A block of data
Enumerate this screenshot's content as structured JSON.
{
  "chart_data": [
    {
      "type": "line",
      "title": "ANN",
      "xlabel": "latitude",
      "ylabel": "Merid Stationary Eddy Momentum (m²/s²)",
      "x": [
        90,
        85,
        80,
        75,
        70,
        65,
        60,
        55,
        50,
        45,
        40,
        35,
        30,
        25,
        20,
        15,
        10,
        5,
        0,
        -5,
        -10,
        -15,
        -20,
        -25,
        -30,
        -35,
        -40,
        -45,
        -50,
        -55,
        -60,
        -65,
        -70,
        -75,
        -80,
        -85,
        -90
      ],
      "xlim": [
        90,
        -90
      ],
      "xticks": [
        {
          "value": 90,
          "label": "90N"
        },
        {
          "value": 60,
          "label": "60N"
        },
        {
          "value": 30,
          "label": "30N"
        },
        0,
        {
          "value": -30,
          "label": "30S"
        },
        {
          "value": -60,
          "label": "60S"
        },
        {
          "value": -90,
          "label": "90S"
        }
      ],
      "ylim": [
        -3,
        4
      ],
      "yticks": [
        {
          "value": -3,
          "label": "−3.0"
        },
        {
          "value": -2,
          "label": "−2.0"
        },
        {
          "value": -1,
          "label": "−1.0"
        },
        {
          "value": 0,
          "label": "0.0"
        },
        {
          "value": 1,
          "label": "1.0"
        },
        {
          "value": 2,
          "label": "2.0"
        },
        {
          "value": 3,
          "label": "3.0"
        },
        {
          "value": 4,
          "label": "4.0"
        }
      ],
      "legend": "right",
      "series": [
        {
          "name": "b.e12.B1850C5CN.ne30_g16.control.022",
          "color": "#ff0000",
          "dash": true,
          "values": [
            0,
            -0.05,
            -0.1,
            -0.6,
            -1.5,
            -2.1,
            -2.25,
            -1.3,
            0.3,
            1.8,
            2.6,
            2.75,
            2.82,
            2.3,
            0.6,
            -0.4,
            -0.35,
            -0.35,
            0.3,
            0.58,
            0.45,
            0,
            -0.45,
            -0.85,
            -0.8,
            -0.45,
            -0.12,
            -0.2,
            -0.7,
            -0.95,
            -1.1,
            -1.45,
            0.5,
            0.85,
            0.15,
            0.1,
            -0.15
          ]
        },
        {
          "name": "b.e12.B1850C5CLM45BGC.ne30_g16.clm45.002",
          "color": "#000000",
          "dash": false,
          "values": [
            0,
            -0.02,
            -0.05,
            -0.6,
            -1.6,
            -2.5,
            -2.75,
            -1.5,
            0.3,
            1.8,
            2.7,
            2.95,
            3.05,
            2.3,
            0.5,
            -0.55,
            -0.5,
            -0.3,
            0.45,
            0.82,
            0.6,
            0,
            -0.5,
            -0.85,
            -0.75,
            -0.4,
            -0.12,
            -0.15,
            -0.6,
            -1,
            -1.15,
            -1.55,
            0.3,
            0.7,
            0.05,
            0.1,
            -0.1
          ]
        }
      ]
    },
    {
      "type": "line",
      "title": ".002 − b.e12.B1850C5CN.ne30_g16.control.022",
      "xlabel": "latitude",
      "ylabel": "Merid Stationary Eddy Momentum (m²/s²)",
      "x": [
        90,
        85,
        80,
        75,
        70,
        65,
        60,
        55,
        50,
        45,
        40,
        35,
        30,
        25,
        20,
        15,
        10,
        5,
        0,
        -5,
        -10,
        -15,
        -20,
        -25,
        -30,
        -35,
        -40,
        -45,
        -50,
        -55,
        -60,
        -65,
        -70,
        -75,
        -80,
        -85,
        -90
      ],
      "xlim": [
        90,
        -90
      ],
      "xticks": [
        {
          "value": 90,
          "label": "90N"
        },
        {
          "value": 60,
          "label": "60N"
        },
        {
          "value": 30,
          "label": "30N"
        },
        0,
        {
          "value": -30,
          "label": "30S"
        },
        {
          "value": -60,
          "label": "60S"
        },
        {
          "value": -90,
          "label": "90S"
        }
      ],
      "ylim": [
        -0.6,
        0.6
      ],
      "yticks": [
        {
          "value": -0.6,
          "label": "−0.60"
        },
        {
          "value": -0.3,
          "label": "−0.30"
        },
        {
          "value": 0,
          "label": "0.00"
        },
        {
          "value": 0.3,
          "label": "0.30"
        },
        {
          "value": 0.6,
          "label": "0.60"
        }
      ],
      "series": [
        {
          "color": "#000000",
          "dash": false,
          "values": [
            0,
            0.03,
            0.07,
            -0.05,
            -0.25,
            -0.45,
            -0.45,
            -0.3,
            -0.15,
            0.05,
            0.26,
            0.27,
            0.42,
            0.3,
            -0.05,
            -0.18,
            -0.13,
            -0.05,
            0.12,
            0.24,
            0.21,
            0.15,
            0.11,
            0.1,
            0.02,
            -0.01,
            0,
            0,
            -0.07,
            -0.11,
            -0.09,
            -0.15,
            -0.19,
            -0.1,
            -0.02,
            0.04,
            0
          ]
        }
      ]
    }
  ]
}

[Exercise requirements] Write down all the entries again without a single difference.

[Answer below]
Enumerate this screenshot's content as structured JSON.
{
  "chart_data": [
    {
      "type": "line",
      "title": "ANN",
      "xlabel": "latitude",
      "ylabel": "Merid Stationary Eddy Momentum (m²/s²)",
      "x": [
        90,
        85,
        80,
        75,
        70,
        65,
        60,
        55,
        50,
        45,
        40,
        35,
        30,
        25,
        20,
        15,
        10,
        5,
        0,
        -5,
        -10,
        -15,
        -20,
        -25,
        -30,
        -35,
        -40,
        -45,
        -50,
        -55,
        -60,
        -65,
        -70,
        -75,
        -80,
        -85,
        -90
      ],
      "xlim": [
        90,
        -90
      ],
      "xticks": [
        {
          "value": 90,
          "label": "90N"
        },
        {
          "value": 60,
          "label": "60N"
        },
        {
          "value": 30,
          "label": "30N"
        },
        0,
        {
          "value": -30,
          "label": "30S"
        },
        {
          "value": -60,
          "label": "60S"
        },
        {
          "value": -90,
          "label": "90S"
        }
      ],
      "ylim": [
        -3,
        4
      ],
      "yticks": [
        {
          "value": -3,
          "label": "−3.0"
        },
        {
          "value": -2,
          "label": "−2.0"
        },
        {
          "value": -1,
          "label": "−1.0"
        },
        {
          "value": 0,
          "label": "0.0"
        },
        {
          "value": 1,
          "label": "1.0"
        },
        {
          "value": 2,
          "label": "2.0"
        },
        {
          "value": 3,
          "label": "3.0"
        },
        {
          "value": 4,
          "label": "4.0"
        }
      ],
      "legend": "right",
      "series": [
        {
          "name": "b.e12.B1850C5CN.ne30_g16.control.022",
          "color": "#ff0000",
          "dash": true,
          "values": [
            0,
            -0.05,
            -0.1,
            -0.6,
            -1.5,
            -2.1,
            -2.25,
            -1.3,
            0.3,
            1.8,
            2.6,
            2.75,
            2.82,
            2.3,
            0.6,
            -0.4,
            -0.35,
            -0.35,
            0.3,
            0.58,
            0.45,
            0,
            -0.45,
            -0.85,
            -0.8,
            -0.45,
            -0.12,
            -0.2,
            -0.7,
            -0.95,
            -1.1,
            -1.45,
            0.5,
            0.85,
            0.15,
            0.1,
            -0.15
          ]
        },
        {
          "name": "b.e12.B1850C5CLM45BGC.ne30_g16.clm45.002",
          "color": "#000000",
          "dash": false,
          "values": [
            0,
            -0.02,
            -0.05,
            -0.6,
            -1.6,
            -2.5,
            -2.75,
            -1.5,
            0.3,
            1.8,
            2.7,
            2.95,
            3.05,
            2.3,
            0.5,
            -0.55,
            -0.5,
            -0.3,
            0.45,
            0.82,
            0.6,
            0,
            -0.5,
            -0.85,
            -0.75,
            -0.4,
            -0.12,
            -0.15,
            -0.6,
            -1,
            -1.15,
            -1.55,
            0.3,
            0.7,
            0.05,
            0.1,
            -0.1
          ]
        }
      ]
    },
    {
      "type": "line",
      "title": ".002 − b.e12.B1850C5CN.ne30_g16.control.022",
      "xlabel": "latitude",
      "ylabel": "Merid Stationary Eddy Momentum (m²/s²)",
      "x": [
        90,
        85,
        80,
        75,
        70,
        65,
        60,
        55,
        50,
        45,
        40,
        35,
        30,
        25,
        20,
        15,
        10,
        5,
        0,
        -5,
        -10,
        -15,
        -20,
        -25,
        -30,
        -35,
        -40,
        -45,
        -50,
        -55,
        -60,
        -65,
        -70,
        -75,
        -80,
        -85,
        -90
      ],
      "xlim": [
        90,
        -90
      ],
      "xticks": [
        {
          "value": 90,
          "label": "90N"
        },
        {
          "value": 60,
          "label": "60N"
        },
        {
          "value": 30,
          "label": "30N"
        },
        0,
        {
          "value": -30,
          "label": "30S"
        },
        {
          "value": -60,
          "label": "60S"
        },
        {
          "value": -90,
          "label": "90S"
        }
      ],
      "ylim": [
        -0.6,
        0.6
      ],
      "yticks": [
        {
          "value": -0.6,
          "label": "−0.60"
        },
        {
          "value": -0.3,
          "label": "−0.30"
        },
        {
          "value": 0,
          "label": "0.00"
        },
        {
          "value": 0.3,
          "label": "0.30"
        },
        {
          "value": 0.6,
          "label": "0.60"
        }
      ],
      "series": [
        {
          "color": "#000000",
          "dash": false,
          "values": [
            0,
            0.03,
            0.07,
            -0.05,
            -0.25,
            -0.45,
            -0.45,
            -0.3,
            -0.15,
            0.05,
            0.26,
            0.27,
            0.42,
            0.3,
            -0.05,
            -0.18,
            -0.13,
            -0.05,
            0.12,
            0.24,
            0.21,
            0.15,
            0.11,
            0.1,
            0.02,
            -0.01,
            0,
            0,
            -0.07,
            -0.11,
            -0.09,
            -0.15,
            -0.19,
            -0.1,
            -0.02,
            0.04,
            0
          ]
        }
      ]
    }
  ]
}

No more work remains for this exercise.